--- Start of Input rows ---

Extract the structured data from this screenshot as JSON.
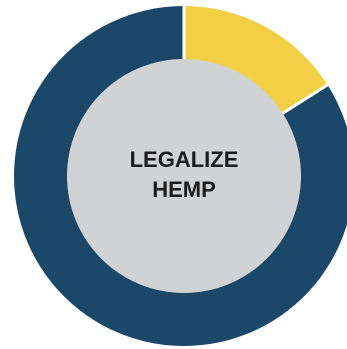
{
  "chart_data": {
    "type": "pie",
    "variant": "donut",
    "center_label_lines": [
      "LEGALIZE",
      "HEMP"
    ],
    "slices": [
      {
        "value": 16,
        "color": "#f2cf45"
      },
      {
        "value": 84,
        "color": "#1b4769"
      }
    ],
    "start_angle_deg": 0,
    "direction": "clockwise",
    "center_fill": "#d1d2d4",
    "separator_color": "#ffffff",
    "legend": "none"
  }
}
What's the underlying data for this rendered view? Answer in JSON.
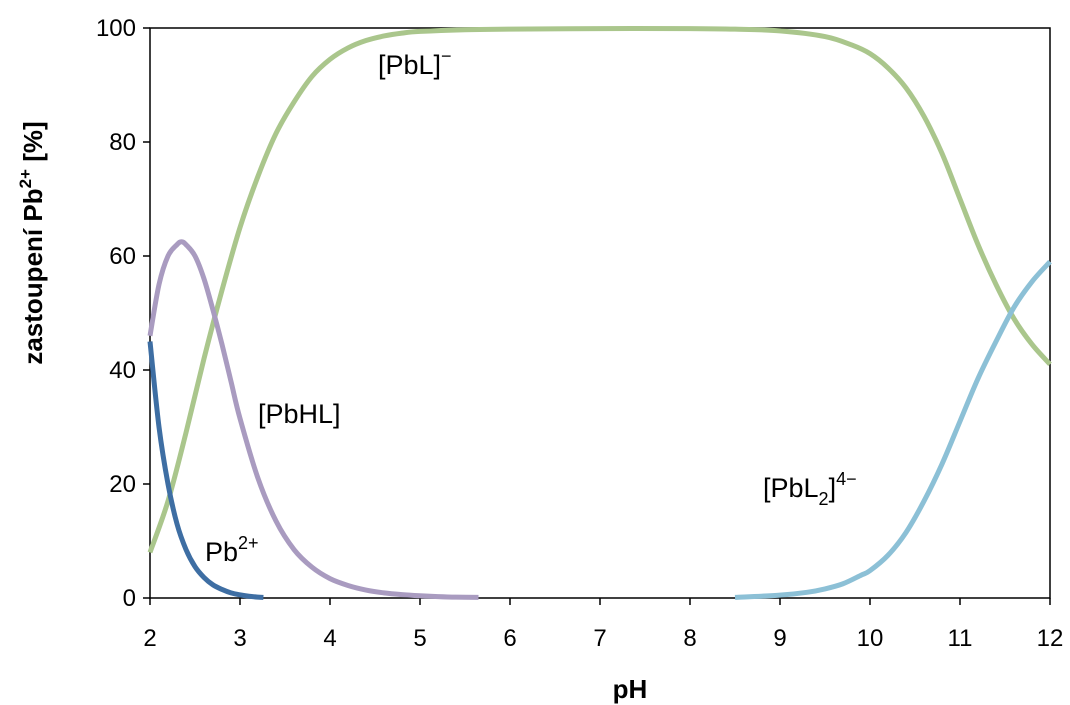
{
  "chart_data": {
    "type": "line",
    "title": "",
    "xlabel": "pH",
    "ylabel_main": "zastoupení Pb",
    "ylabel_sup": "2+",
    "ylabel_unit": " [%]",
    "xlim": [
      2,
      12
    ],
    "ylim": [
      0,
      100
    ],
    "xticks": [
      "2",
      "3",
      "4",
      "5",
      "6",
      "7",
      "8",
      "9",
      "10",
      "11",
      "12"
    ],
    "yticks": [
      "0",
      "20",
      "40",
      "60",
      "80",
      "100"
    ],
    "grid": false,
    "legend": "none",
    "series": [
      {
        "name": "Pb2+",
        "label_main": "Pb",
        "label_sup": "2+",
        "color": "#3e6ea3",
        "x": [
          2.0,
          2.1,
          2.2,
          2.3,
          2.4,
          2.5,
          2.6,
          2.7,
          2.8,
          2.9,
          3.0,
          3.1,
          3.2,
          3.26
        ],
        "y": [
          45,
          30,
          20,
          13,
          8.5,
          5.5,
          3.6,
          2.3,
          1.5,
          0.9,
          0.55,
          0.3,
          0.15,
          0.1
        ]
      },
      {
        "name": "[PbHL]",
        "label_main": "[PbHL]",
        "color": "#a99bc0",
        "x": [
          2.0,
          2.1,
          2.2,
          2.3,
          2.35,
          2.4,
          2.5,
          2.6,
          2.7,
          2.8,
          2.9,
          3.0,
          3.2,
          3.4,
          3.6,
          3.8,
          4.0,
          4.2,
          4.4,
          4.6,
          4.8,
          5.0,
          5.2,
          5.4,
          5.65
        ],
        "y": [
          46,
          55,
          60,
          62,
          62.5,
          62,
          60,
          56,
          50.5,
          44.5,
          38,
          31.5,
          21,
          13.5,
          8.5,
          5.4,
          3.4,
          2.2,
          1.4,
          0.9,
          0.6,
          0.4,
          0.25,
          0.15,
          0.1
        ]
      },
      {
        "name": "[PbL]−",
        "label_main": "[PbL]",
        "label_sup": "−",
        "color": "#aac68c",
        "x": [
          2.0,
          2.2,
          2.4,
          2.6,
          2.8,
          3.0,
          3.2,
          3.4,
          3.6,
          3.8,
          4.0,
          4.2,
          4.4,
          4.6,
          4.8,
          5.0,
          5.5,
          6.0,
          7.0,
          8.0,
          8.5,
          9.0,
          9.5,
          9.8,
          10.0,
          10.2,
          10.4,
          10.6,
          10.8,
          11.0,
          11.2,
          11.4,
          11.6,
          11.8,
          12.0
        ],
        "y": [
          8,
          17,
          29,
          42,
          54,
          65,
          74,
          81.5,
          87,
          91.5,
          94.5,
          96.5,
          97.8,
          98.6,
          99.1,
          99.4,
          99.7,
          99.8,
          99.9,
          99.9,
          99.8,
          99.5,
          98.5,
          97,
          95.5,
          93,
          89.5,
          84.5,
          78,
          70,
          62,
          55,
          49,
          44.5,
          41
        ]
      },
      {
        "name": "[PbL2]4−",
        "label_main": "[PbL",
        "label_sub": "2",
        "label_close": "]",
        "label_sup": "4−",
        "color": "#8cc0d6",
        "x": [
          8.5,
          9.0,
          9.3,
          9.5,
          9.7,
          9.9,
          10.0,
          10.2,
          10.4,
          10.6,
          10.8,
          11.0,
          11.2,
          11.4,
          11.6,
          11.8,
          12.0
        ],
        "y": [
          0.1,
          0.5,
          1.0,
          1.6,
          2.5,
          4.0,
          4.8,
          7.5,
          11.5,
          17,
          23.5,
          31,
          38.5,
          45,
          51,
          55.5,
          59
        ]
      }
    ]
  }
}
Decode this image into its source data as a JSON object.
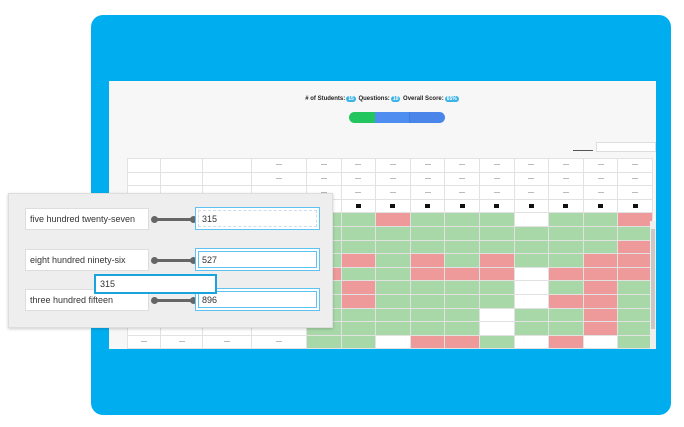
{
  "stats": {
    "students_label": "# of Students:",
    "students": "15",
    "questions_label": "Questions:",
    "questions": "10",
    "score_label": "Overall Score:",
    "score": "65%"
  },
  "progress": {
    "correct_fraction": 0.27,
    "colors": {
      "correct": "#22c55e",
      "remaining": "#4f8df0"
    }
  },
  "grid": {
    "rows": [
      [
        "G",
        "G",
        "R",
        "G",
        "G",
        "G",
        "W",
        "G",
        "G",
        "R"
      ],
      [
        "G",
        "G",
        "G",
        "G",
        "G",
        "G",
        "G",
        "G",
        "G",
        "G"
      ],
      [
        "G",
        "G",
        "G",
        "G",
        "G",
        "G",
        "G",
        "G",
        "G",
        "R"
      ],
      [
        "G",
        "R",
        "G",
        "R",
        "G",
        "R",
        "G",
        "G",
        "R",
        "R"
      ],
      [
        "R",
        "G",
        "G",
        "R",
        "R",
        "R",
        "W",
        "R",
        "R",
        "R"
      ],
      [
        "G",
        "R",
        "G",
        "G",
        "G",
        "G",
        "W",
        "G",
        "R",
        "G"
      ],
      [
        "G",
        "R",
        "G",
        "G",
        "G",
        "G",
        "W",
        "R",
        "R",
        "G"
      ],
      [
        "G",
        "G",
        "G",
        "G",
        "G",
        "W",
        "G",
        "G",
        "R",
        "G"
      ],
      [
        "G",
        "G",
        "G",
        "G",
        "G",
        "W",
        "G",
        "G",
        "R",
        "G"
      ],
      [
        "G",
        "G",
        "W",
        "R",
        "R",
        "G",
        "W",
        "R",
        "W",
        "G"
      ]
    ],
    "colors": {
      "correct": "#a8d8a8",
      "incorrect": "#ef9a9a",
      "blank": "#ffffff"
    }
  },
  "matching": {
    "items": [
      {
        "label": "five hundred twenty-seven",
        "answer": "315"
      },
      {
        "label": "eight hundred ninety-six",
        "answer": "527"
      },
      {
        "label": "three hundred fifteen",
        "answer": "896"
      }
    ],
    "dragging": "315"
  }
}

--- End of Input rows ---

Short task »
Go through the entries above and pull out each line with "hundred" in it.

Exercise solution »
        "label": "five hundred twenty-seven",
        "label": "eight hundred ninety-six",
        "label": "three hundred fifteen",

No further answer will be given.